— Begin Record excerpts —
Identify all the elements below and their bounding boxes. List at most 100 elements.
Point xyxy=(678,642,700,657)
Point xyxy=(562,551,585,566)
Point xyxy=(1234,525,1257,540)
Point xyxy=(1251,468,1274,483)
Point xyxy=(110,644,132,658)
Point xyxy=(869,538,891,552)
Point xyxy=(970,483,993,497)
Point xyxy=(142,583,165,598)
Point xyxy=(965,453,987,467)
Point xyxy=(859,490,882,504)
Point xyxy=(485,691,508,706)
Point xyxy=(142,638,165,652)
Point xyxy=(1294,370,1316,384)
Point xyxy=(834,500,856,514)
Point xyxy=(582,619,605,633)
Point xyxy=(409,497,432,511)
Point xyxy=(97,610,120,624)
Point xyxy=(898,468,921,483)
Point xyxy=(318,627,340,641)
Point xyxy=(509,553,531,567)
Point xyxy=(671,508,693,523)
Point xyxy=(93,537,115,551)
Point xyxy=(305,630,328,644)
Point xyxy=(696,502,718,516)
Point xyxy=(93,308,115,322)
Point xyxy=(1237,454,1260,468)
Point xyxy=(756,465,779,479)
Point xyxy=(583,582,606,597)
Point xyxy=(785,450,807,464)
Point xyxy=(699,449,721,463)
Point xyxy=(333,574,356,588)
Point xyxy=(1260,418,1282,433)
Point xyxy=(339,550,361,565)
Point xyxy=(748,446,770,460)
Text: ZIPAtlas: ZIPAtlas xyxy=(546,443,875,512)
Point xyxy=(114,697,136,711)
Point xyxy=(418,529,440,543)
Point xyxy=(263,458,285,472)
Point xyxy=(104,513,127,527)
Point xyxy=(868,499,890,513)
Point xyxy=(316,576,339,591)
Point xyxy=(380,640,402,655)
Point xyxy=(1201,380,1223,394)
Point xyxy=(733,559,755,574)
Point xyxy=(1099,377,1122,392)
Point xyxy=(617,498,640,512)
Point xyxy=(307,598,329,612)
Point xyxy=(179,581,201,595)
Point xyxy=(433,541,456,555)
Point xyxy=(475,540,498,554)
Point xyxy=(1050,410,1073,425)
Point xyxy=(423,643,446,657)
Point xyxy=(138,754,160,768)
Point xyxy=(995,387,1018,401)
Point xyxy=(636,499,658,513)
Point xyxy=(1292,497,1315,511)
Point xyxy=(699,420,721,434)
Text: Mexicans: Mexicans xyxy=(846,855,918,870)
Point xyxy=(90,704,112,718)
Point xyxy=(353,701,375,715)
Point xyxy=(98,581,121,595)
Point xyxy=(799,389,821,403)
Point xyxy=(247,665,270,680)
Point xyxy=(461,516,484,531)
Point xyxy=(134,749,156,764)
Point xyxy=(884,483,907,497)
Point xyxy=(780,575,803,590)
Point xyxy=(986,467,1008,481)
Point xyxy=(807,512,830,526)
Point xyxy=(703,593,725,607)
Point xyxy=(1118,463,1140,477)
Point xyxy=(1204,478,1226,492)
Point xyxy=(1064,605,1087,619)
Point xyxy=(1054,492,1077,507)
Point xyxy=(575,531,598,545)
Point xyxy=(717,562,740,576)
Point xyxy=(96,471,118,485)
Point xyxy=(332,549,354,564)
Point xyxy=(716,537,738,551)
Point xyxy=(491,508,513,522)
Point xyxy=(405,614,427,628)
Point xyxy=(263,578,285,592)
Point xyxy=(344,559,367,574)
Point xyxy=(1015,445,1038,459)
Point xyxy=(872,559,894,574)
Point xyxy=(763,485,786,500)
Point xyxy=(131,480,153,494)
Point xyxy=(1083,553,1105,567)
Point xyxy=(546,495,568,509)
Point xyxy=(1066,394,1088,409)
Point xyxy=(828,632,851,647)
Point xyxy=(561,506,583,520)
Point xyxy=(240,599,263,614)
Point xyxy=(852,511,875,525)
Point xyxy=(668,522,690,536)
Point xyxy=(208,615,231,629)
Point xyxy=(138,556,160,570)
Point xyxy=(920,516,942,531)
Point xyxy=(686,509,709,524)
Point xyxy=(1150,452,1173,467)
— End Record excerpts —
— Begin Record excerpts —
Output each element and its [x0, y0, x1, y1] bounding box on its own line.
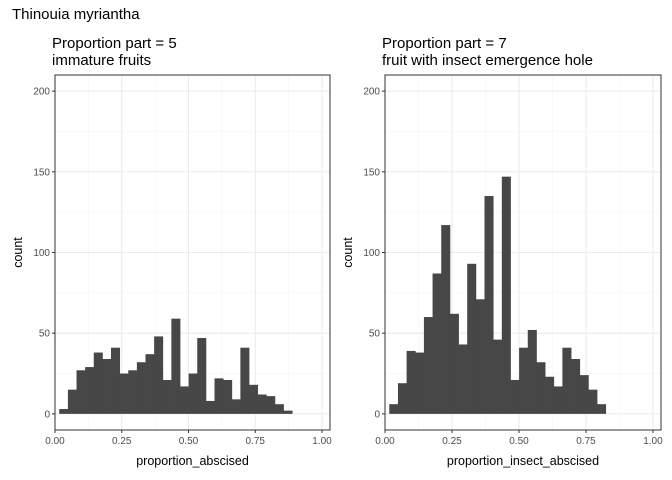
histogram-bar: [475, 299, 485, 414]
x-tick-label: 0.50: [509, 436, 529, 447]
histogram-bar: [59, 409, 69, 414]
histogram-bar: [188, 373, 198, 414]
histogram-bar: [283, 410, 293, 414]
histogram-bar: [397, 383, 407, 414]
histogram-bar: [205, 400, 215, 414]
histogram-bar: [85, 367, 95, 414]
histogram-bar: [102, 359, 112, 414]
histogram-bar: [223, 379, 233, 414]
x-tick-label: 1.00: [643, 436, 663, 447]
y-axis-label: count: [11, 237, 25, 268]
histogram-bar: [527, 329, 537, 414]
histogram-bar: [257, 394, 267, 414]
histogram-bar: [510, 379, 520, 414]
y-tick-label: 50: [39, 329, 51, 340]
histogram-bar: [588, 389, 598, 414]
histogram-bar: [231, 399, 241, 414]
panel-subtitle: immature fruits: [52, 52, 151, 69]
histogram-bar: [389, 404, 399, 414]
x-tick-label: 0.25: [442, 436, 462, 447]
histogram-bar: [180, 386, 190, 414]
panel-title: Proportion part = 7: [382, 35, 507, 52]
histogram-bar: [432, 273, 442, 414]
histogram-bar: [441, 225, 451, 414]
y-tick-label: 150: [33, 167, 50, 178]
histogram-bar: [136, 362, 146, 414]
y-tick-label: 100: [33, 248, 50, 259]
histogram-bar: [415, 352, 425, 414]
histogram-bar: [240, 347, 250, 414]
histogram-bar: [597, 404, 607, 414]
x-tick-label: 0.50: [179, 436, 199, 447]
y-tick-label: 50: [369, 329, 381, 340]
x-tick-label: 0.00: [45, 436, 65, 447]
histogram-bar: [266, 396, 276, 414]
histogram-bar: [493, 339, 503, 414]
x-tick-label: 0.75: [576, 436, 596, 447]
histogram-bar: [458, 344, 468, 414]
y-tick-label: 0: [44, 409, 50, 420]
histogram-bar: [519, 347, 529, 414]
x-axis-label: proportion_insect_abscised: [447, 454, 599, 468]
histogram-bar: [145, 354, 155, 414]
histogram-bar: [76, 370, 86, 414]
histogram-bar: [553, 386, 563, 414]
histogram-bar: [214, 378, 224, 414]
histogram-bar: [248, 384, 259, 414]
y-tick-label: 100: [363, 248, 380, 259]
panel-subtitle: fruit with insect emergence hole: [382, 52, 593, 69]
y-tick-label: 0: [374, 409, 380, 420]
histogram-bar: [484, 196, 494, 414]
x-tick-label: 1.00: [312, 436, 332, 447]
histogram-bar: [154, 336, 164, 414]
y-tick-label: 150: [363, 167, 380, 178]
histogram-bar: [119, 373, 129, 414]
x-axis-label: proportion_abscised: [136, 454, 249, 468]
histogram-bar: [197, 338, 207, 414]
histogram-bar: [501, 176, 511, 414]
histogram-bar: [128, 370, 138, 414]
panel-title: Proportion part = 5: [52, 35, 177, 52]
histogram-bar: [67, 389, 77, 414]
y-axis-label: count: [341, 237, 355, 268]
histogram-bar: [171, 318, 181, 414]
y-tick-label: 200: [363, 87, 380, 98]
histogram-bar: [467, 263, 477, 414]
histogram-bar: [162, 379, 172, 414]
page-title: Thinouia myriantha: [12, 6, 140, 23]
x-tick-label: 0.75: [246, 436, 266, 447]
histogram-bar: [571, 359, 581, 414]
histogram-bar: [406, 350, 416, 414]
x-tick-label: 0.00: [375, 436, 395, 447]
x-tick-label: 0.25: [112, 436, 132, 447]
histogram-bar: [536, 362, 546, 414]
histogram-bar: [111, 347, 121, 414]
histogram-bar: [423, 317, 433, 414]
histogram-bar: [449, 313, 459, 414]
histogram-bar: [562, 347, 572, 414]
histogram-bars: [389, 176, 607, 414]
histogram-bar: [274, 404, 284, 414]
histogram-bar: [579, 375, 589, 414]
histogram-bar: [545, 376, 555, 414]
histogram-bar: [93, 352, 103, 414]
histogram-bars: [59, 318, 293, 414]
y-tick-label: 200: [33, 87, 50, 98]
— End Record excerpts —
*What the exercise asks*. Write out the material word for word, starting with the line that contains "Identify all the" and going on through the line that contains "Point xyxy=(1064,605,1087,619)", with both of those lines included.

*Worked answer*.
Identify all the elements below and their bounding boxes. List at most 100 elements.
Point xyxy=(678,642,700,657)
Point xyxy=(562,551,585,566)
Point xyxy=(1234,525,1257,540)
Point xyxy=(1251,468,1274,483)
Point xyxy=(110,644,132,658)
Point xyxy=(869,538,891,552)
Point xyxy=(970,483,993,497)
Point xyxy=(142,583,165,598)
Point xyxy=(965,453,987,467)
Point xyxy=(859,490,882,504)
Point xyxy=(485,691,508,706)
Point xyxy=(142,638,165,652)
Point xyxy=(1294,370,1316,384)
Point xyxy=(834,500,856,514)
Point xyxy=(582,619,605,633)
Point xyxy=(409,497,432,511)
Point xyxy=(97,610,120,624)
Point xyxy=(898,468,921,483)
Point xyxy=(318,627,340,641)
Point xyxy=(509,553,531,567)
Point xyxy=(671,508,693,523)
Point xyxy=(93,537,115,551)
Point xyxy=(305,630,328,644)
Point xyxy=(696,502,718,516)
Point xyxy=(93,308,115,322)
Point xyxy=(1237,454,1260,468)
Point xyxy=(756,465,779,479)
Point xyxy=(583,582,606,597)
Point xyxy=(785,450,807,464)
Point xyxy=(699,449,721,463)
Point xyxy=(333,574,356,588)
Point xyxy=(1260,418,1282,433)
Point xyxy=(339,550,361,565)
Point xyxy=(748,446,770,460)
Text: ZIPAtlas: ZIPAtlas xyxy=(546,443,875,512)
Point xyxy=(114,697,136,711)
Point xyxy=(418,529,440,543)
Point xyxy=(263,458,285,472)
Point xyxy=(104,513,127,527)
Point xyxy=(868,499,890,513)
Point xyxy=(316,576,339,591)
Point xyxy=(380,640,402,655)
Point xyxy=(1201,380,1223,394)
Point xyxy=(733,559,755,574)
Point xyxy=(1099,377,1122,392)
Point xyxy=(617,498,640,512)
Point xyxy=(307,598,329,612)
Point xyxy=(179,581,201,595)
Point xyxy=(433,541,456,555)
Point xyxy=(475,540,498,554)
Point xyxy=(1050,410,1073,425)
Point xyxy=(423,643,446,657)
Point xyxy=(138,754,160,768)
Point xyxy=(995,387,1018,401)
Point xyxy=(636,499,658,513)
Point xyxy=(1292,497,1315,511)
Point xyxy=(699,420,721,434)
Text: Mexicans: Mexicans xyxy=(846,855,918,870)
Point xyxy=(90,704,112,718)
Point xyxy=(353,701,375,715)
Point xyxy=(98,581,121,595)
Point xyxy=(799,389,821,403)
Point xyxy=(247,665,270,680)
Point xyxy=(461,516,484,531)
Point xyxy=(134,749,156,764)
Point xyxy=(884,483,907,497)
Point xyxy=(780,575,803,590)
Point xyxy=(986,467,1008,481)
Point xyxy=(807,512,830,526)
Point xyxy=(703,593,725,607)
Point xyxy=(1118,463,1140,477)
Point xyxy=(1204,478,1226,492)
Point xyxy=(1064,605,1087,619)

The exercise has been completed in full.